Every record must be repeated exactly, with no omission.
═════ INPUT FOR THIS TASK ═════
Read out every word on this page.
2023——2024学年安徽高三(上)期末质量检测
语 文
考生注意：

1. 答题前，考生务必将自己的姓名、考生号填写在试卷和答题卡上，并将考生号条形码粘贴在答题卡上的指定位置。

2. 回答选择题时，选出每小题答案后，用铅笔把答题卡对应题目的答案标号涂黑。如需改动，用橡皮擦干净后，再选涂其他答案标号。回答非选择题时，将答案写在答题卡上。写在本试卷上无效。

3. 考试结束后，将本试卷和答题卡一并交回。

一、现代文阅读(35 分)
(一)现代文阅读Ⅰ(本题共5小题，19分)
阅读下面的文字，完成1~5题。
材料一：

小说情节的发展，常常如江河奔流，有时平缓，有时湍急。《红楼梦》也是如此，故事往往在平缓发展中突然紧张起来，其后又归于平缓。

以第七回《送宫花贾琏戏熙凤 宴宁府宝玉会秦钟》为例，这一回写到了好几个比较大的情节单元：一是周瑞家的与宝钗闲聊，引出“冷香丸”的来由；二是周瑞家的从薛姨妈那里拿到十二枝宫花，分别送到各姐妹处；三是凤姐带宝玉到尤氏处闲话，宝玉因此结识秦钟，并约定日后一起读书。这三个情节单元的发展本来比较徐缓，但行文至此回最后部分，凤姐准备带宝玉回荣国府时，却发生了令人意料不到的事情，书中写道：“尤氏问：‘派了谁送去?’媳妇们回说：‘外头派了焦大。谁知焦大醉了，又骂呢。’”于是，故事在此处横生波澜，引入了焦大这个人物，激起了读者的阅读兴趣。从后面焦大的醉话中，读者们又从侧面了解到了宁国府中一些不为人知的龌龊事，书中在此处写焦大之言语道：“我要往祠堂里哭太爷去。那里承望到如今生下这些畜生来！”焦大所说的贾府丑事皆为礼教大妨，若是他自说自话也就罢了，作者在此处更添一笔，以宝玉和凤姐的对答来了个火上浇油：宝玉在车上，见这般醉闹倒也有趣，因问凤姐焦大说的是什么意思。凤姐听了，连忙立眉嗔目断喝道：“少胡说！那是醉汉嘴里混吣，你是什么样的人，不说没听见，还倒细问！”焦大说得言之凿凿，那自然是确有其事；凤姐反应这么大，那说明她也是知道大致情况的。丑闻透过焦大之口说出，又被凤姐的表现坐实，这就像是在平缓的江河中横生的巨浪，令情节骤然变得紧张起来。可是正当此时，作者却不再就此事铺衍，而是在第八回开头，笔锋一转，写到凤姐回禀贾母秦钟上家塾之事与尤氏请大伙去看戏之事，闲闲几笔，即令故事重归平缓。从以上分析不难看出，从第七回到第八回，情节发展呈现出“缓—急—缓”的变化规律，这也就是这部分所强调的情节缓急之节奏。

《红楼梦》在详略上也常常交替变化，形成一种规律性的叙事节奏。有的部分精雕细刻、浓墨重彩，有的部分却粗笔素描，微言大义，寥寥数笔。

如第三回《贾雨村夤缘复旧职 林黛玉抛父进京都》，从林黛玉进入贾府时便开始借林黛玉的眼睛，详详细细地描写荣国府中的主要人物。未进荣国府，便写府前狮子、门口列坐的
═════
> [OUTPUT OF THE TASK]:
Read out every word on this page.
2023——2024学年安徽高三(上)期末质量检测
语 文
考生注意：

1. 答题前，考生务必将自己的姓名、考生号填写在试卷和答题卡上，并将考生号条形码粘贴在答题卡上的指定位置。

2. 回答选择题时，选出每小题答案后，用铅笔把答题卡对应题目的答案标号涂黑。如需改动，用橡皮擦干净后，再选涂其他答案标号。回答非选择题时，将答案写在答题卡上。写在本试卷上无效。

3. 考试结束后，将本试卷和答题卡一并交回。

一、现代文阅读(35 分)
(一)现代文阅读Ⅰ(本题共5小题，19分)
阅读下面的文字，完成1~5题。
材料一：

小说情节的发展，常常如江河奔流，有时平缓，有时湍急。《红楼梦》也是如此，故事往往在平缓发展中突然紧张起来，其后又归于平缓。

以第七回《送宫花贾琏戏熙凤 宴宁府宝玉会秦钟》为例，这一回写到了好几个比较大的情节单元：一是周瑞家的与宝钗闲聊，引出“冷香丸”的来由；二是周瑞家的从薛姨妈那里拿到十二枝宫花，分别送到各姐妹处；三是凤姐带宝玉到尤氏处闲话，宝玉因此结识秦钟，并约定日后一起读书。这三个情节单元的发展本来比较徐缓，但行文至此回最后部分，凤姐准备带宝玉回荣国府时，却发生了令人意料不到的事情，书中写道：“尤氏问：‘派了谁送去?’媳妇们回说：‘外头派了焦大。谁知焦大醉了，又骂呢。’”于是，故事在此处横生波澜，引入了焦大这个人物，激起了读者的阅读兴趣。从后面焦大的醉话中，读者们又从侧面了解到了宁国府中一些不为人知的龌龊事，书中在此处写焦大之言语道：“我要往祠堂里哭太爷去。那里承望到如今生下这些畜生来！”焦大所说的贾府丑事皆为礼教大妨，若是他自说自话也就罢了，作者在此处更添一笔，以宝玉和凤姐的对答来了个火上浇油：宝玉在车上，见这般醉闹倒也有趣，因问凤姐焦大说的是什么意思。凤姐听了，连忙立眉嗔目断喝道：“少胡说！那是醉汉嘴里混吣，你是什么样的人，不说没听见，还倒细问！”焦大说得言之凿凿，那自然是确有其事；凤姐反应这么大，那说明她也是知道大致情况的。丑闻透过焦大之口说出，又被凤姐的表现坐实，这就像是在平缓的江河中横生的巨浪，令情节骤然变得紧张起来。可是正当此时，作者却不再就此事铺衍，而是在第八回开头，笔锋一转，写到凤姐回禀贾母秦钟上家塾之事与尤氏请大伙去看戏之事，闲闲几笔，即令故事重归平缓。从以上分析不难看出，从第七回到第八回，情节发展呈现出“缓—急—缓”的变化规律，这也就是这部分所强调的情节缓急之节奏。

《红楼梦》在详略上也常常交替变化，形成一种规律性的叙事节奏。有的部分精雕细刻、浓墨重彩，有的部分却粗笔素描，微言大义，寥寥数笔。

如第三回《贾雨村夤缘复旧职 林黛玉抛父进京都》，从林黛玉进入贾府时便开始借林黛玉的眼睛，详详细细地描写荣国府中的主要人物。未进荣国府，便写府前狮子、门口列坐的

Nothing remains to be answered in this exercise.